• Request:
Send back the entries below exactly as they appear.

• Dataset extract:
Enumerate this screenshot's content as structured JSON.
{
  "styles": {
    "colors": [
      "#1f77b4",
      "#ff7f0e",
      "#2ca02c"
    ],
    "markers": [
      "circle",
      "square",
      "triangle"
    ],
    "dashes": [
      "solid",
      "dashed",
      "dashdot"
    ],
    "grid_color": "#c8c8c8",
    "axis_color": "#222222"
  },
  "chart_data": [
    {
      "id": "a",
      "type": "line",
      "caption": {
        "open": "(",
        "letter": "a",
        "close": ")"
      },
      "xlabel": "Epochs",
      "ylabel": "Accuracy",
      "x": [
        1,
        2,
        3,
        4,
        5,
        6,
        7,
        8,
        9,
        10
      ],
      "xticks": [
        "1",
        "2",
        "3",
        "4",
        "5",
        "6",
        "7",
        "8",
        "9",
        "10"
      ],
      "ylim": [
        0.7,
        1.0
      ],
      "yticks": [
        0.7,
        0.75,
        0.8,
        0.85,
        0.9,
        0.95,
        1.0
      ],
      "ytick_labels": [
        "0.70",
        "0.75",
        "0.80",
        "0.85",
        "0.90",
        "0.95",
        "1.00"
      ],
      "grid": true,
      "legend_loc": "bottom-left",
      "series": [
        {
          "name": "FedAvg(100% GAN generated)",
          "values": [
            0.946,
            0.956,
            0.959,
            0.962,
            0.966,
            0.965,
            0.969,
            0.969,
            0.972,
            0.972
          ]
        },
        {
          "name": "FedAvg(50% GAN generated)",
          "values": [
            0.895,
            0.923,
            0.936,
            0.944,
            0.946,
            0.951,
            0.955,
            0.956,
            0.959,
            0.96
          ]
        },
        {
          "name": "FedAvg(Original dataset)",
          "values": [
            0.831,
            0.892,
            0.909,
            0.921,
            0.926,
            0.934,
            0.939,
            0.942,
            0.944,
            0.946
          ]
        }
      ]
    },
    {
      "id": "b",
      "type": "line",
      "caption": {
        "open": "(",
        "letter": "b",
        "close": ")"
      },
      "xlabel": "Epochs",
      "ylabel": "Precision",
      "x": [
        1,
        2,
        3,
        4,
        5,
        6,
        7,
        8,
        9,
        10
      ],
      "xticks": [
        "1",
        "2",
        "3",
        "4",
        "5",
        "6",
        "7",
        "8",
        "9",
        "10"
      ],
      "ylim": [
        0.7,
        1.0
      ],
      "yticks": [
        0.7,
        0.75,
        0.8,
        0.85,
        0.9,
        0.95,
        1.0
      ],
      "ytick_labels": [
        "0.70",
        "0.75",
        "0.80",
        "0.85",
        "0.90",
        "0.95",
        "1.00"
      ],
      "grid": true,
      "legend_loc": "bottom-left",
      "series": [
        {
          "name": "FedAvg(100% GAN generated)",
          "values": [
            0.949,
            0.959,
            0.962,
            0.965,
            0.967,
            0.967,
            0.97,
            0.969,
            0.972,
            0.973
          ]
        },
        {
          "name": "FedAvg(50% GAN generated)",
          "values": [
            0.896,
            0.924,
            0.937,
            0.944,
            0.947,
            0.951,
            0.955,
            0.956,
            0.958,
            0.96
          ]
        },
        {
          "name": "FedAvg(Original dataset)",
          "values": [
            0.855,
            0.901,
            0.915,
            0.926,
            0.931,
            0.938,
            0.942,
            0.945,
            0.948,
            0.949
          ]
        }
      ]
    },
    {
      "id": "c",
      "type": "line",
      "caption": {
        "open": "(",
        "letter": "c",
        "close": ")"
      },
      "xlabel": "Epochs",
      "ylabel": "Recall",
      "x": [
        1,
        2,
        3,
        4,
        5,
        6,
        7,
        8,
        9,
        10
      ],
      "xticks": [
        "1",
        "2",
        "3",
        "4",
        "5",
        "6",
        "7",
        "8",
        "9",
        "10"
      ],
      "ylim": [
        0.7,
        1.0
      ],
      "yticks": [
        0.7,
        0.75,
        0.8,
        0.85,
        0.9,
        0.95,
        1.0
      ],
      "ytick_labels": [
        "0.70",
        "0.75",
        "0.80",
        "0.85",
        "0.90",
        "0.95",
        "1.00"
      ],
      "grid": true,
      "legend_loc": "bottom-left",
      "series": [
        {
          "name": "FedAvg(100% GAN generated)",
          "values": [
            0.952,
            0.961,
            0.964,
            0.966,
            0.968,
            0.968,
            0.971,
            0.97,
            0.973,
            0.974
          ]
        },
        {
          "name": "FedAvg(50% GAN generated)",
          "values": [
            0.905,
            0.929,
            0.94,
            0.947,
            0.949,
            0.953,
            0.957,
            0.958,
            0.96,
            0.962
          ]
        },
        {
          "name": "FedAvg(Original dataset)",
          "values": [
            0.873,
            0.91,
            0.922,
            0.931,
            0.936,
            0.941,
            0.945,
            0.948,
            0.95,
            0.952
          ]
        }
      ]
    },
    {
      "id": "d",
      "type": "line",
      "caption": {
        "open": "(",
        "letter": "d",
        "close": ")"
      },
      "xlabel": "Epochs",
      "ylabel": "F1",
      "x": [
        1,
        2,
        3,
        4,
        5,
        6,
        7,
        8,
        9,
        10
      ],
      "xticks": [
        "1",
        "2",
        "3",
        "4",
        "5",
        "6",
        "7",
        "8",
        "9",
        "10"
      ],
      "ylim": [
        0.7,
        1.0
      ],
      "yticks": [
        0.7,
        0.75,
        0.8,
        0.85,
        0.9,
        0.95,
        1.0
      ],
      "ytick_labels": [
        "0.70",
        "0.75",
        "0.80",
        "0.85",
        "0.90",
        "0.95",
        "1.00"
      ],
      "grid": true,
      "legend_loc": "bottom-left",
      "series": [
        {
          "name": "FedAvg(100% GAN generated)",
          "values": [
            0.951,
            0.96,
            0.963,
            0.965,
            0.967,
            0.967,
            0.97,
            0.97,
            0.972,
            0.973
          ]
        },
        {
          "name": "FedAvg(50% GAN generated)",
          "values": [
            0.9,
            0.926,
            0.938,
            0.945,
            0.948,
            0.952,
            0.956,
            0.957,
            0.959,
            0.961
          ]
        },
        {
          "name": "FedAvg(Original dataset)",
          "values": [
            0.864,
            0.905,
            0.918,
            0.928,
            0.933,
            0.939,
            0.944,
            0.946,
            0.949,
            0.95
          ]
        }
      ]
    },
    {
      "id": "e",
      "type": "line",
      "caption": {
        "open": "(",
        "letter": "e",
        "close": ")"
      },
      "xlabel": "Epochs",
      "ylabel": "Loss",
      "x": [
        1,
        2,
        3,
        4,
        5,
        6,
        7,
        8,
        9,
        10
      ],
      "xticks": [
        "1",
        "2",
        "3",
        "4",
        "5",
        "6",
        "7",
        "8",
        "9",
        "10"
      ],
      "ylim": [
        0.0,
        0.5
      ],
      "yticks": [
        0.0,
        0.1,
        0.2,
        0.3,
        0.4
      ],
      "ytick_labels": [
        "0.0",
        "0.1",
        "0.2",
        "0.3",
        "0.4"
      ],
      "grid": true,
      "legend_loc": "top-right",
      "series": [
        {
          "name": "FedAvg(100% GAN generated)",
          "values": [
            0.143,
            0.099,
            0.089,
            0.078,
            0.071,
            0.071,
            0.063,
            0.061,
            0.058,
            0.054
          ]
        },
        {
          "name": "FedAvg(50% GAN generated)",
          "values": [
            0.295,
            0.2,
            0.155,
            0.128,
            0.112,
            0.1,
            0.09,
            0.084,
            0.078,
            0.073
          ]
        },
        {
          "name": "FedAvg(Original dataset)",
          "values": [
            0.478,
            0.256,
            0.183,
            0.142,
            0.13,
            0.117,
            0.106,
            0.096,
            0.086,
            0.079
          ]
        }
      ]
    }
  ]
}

• Output:
Enumerate this screenshot's content as structured JSON.
{
  "styles": {
    "colors": [
      "#1f77b4",
      "#ff7f0e",
      "#2ca02c"
    ],
    "markers": [
      "circle",
      "square",
      "triangle"
    ],
    "dashes": [
      "solid",
      "dashed",
      "dashdot"
    ],
    "grid_color": "#c8c8c8",
    "axis_color": "#222222"
  },
  "chart_data": [
    {
      "id": "a",
      "type": "line",
      "caption": {
        "open": "(",
        "letter": "a",
        "close": ")"
      },
      "xlabel": "Epochs",
      "ylabel": "Accuracy",
      "x": [
        1,
        2,
        3,
        4,
        5,
        6,
        7,
        8,
        9,
        10
      ],
      "xticks": [
        "1",
        "2",
        "3",
        "4",
        "5",
        "6",
        "7",
        "8",
        "9",
        "10"
      ],
      "ylim": [
        0.7,
        1.0
      ],
      "yticks": [
        0.7,
        0.75,
        0.8,
        0.85,
        0.9,
        0.95,
        1.0
      ],
      "ytick_labels": [
        "0.70",
        "0.75",
        "0.80",
        "0.85",
        "0.90",
        "0.95",
        "1.00"
      ],
      "grid": true,
      "legend_loc": "bottom-left",
      "series": [
        {
          "name": "FedAvg(100% GAN generated)",
          "values": [
            0.946,
            0.956,
            0.959,
            0.962,
            0.966,
            0.965,
            0.969,
            0.969,
            0.972,
            0.972
          ]
        },
        {
          "name": "FedAvg(50% GAN generated)",
          "values": [
            0.895,
            0.923,
            0.936,
            0.944,
            0.946,
            0.951,
            0.955,
            0.956,
            0.959,
            0.96
          ]
        },
        {
          "name": "FedAvg(Original dataset)",
          "values": [
            0.831,
            0.892,
            0.909,
            0.921,
            0.926,
            0.934,
            0.939,
            0.942,
            0.944,
            0.946
          ]
        }
      ]
    },
    {
      "id": "b",
      "type": "line",
      "caption": {
        "open": "(",
        "letter": "b",
        "close": ")"
      },
      "xlabel": "Epochs",
      "ylabel": "Precision",
      "x": [
        1,
        2,
        3,
        4,
        5,
        6,
        7,
        8,
        9,
        10
      ],
      "xticks": [
        "1",
        "2",
        "3",
        "4",
        "5",
        "6",
        "7",
        "8",
        "9",
        "10"
      ],
      "ylim": [
        0.7,
        1.0
      ],
      "yticks": [
        0.7,
        0.75,
        0.8,
        0.85,
        0.9,
        0.95,
        1.0
      ],
      "ytick_labels": [
        "0.70",
        "0.75",
        "0.80",
        "0.85",
        "0.90",
        "0.95",
        "1.00"
      ],
      "grid": true,
      "legend_loc": "bottom-left",
      "series": [
        {
          "name": "FedAvg(100% GAN generated)",
          "values": [
            0.949,
            0.959,
            0.962,
            0.965,
            0.967,
            0.967,
            0.97,
            0.969,
            0.972,
            0.973
          ]
        },
        {
          "name": "FedAvg(50% GAN generated)",
          "values": [
            0.896,
            0.924,
            0.937,
            0.944,
            0.947,
            0.951,
            0.955,
            0.956,
            0.958,
            0.96
          ]
        },
        {
          "name": "FedAvg(Original dataset)",
          "values": [
            0.855,
            0.901,
            0.915,
            0.926,
            0.931,
            0.938,
            0.942,
            0.945,
            0.948,
            0.949
          ]
        }
      ]
    },
    {
      "id": "c",
      "type": "line",
      "caption": {
        "open": "(",
        "letter": "c",
        "close": ")"
      },
      "xlabel": "Epochs",
      "ylabel": "Recall",
      "x": [
        1,
        2,
        3,
        4,
        5,
        6,
        7,
        8,
        9,
        10
      ],
      "xticks": [
        "1",
        "2",
        "3",
        "4",
        "5",
        "6",
        "7",
        "8",
        "9",
        "10"
      ],
      "ylim": [
        0.7,
        1.0
      ],
      "yticks": [
        0.7,
        0.75,
        0.8,
        0.85,
        0.9,
        0.95,
        1.0
      ],
      "ytick_labels": [
        "0.70",
        "0.75",
        "0.80",
        "0.85",
        "0.90",
        "0.95",
        "1.00"
      ],
      "grid": true,
      "legend_loc": "bottom-left",
      "series": [
        {
          "name": "FedAvg(100% GAN generated)",
          "values": [
            0.952,
            0.961,
            0.964,
            0.966,
            0.968,
            0.968,
            0.971,
            0.97,
            0.973,
            0.974
          ]
        },
        {
          "name": "FedAvg(50% GAN generated)",
          "values": [
            0.905,
            0.929,
            0.94,
            0.947,
            0.949,
            0.953,
            0.957,
            0.958,
            0.96,
            0.962
          ]
        },
        {
          "name": "FedAvg(Original dataset)",
          "values": [
            0.873,
            0.91,
            0.922,
            0.931,
            0.936,
            0.941,
            0.945,
            0.948,
            0.95,
            0.952
          ]
        }
      ]
    },
    {
      "id": "d",
      "type": "line",
      "caption": {
        "open": "(",
        "letter": "d",
        "close": ")"
      },
      "xlabel": "Epochs",
      "ylabel": "F1",
      "x": [
        1,
        2,
        3,
        4,
        5,
        6,
        7,
        8,
        9,
        10
      ],
      "xticks": [
        "1",
        "2",
        "3",
        "4",
        "5",
        "6",
        "7",
        "8",
        "9",
        "10"
      ],
      "ylim": [
        0.7,
        1.0
      ],
      "yticks": [
        0.7,
        0.75,
        0.8,
        0.85,
        0.9,
        0.95,
        1.0
      ],
      "ytick_labels": [
        "0.70",
        "0.75",
        "0.80",
        "0.85",
        "0.90",
        "0.95",
        "1.00"
      ],
      "grid": true,
      "legend_loc": "bottom-left",
      "series": [
        {
          "name": "FedAvg(100% GAN generated)",
          "values": [
            0.951,
            0.96,
            0.963,
            0.965,
            0.967,
            0.967,
            0.97,
            0.97,
            0.972,
            0.973
          ]
        },
        {
          "name": "FedAvg(50% GAN generated)",
          "values": [
            0.9,
            0.926,
            0.938,
            0.945,
            0.948,
            0.952,
            0.956,
            0.957,
            0.959,
            0.961
          ]
        },
        {
          "name": "FedAvg(Original dataset)",
          "values": [
            0.864,
            0.905,
            0.918,
            0.928,
            0.933,
            0.939,
            0.944,
            0.946,
            0.949,
            0.95
          ]
        }
      ]
    },
    {
      "id": "e",
      "type": "line",
      "caption": {
        "open": "(",
        "letter": "e",
        "close": ")"
      },
      "xlabel": "Epochs",
      "ylabel": "Loss",
      "x": [
        1,
        2,
        3,
        4,
        5,
        6,
        7,
        8,
        9,
        10
      ],
      "xticks": [
        "1",
        "2",
        "3",
        "4",
        "5",
        "6",
        "7",
        "8",
        "9",
        "10"
      ],
      "ylim": [
        0.0,
        0.5
      ],
      "yticks": [
        0.0,
        0.1,
        0.2,
        0.3,
        0.4
      ],
      "ytick_labels": [
        "0.0",
        "0.1",
        "0.2",
        "0.3",
        "0.4"
      ],
      "grid": true,
      "legend_loc": "top-right",
      "series": [
        {
          "name": "FedAvg(100% GAN generated)",
          "values": [
            0.143,
            0.099,
            0.089,
            0.078,
            0.071,
            0.071,
            0.063,
            0.061,
            0.058,
            0.054
          ]
        },
        {
          "name": "FedAvg(50% GAN generated)",
          "values": [
            0.295,
            0.2,
            0.155,
            0.128,
            0.112,
            0.1,
            0.09,
            0.084,
            0.078,
            0.073
          ]
        },
        {
          "name": "FedAvg(Original dataset)",
          "values": [
            0.478,
            0.256,
            0.183,
            0.142,
            0.13,
            0.117,
            0.106,
            0.096,
            0.086,
            0.079
          ]
        }
      ]
    }
  ]
}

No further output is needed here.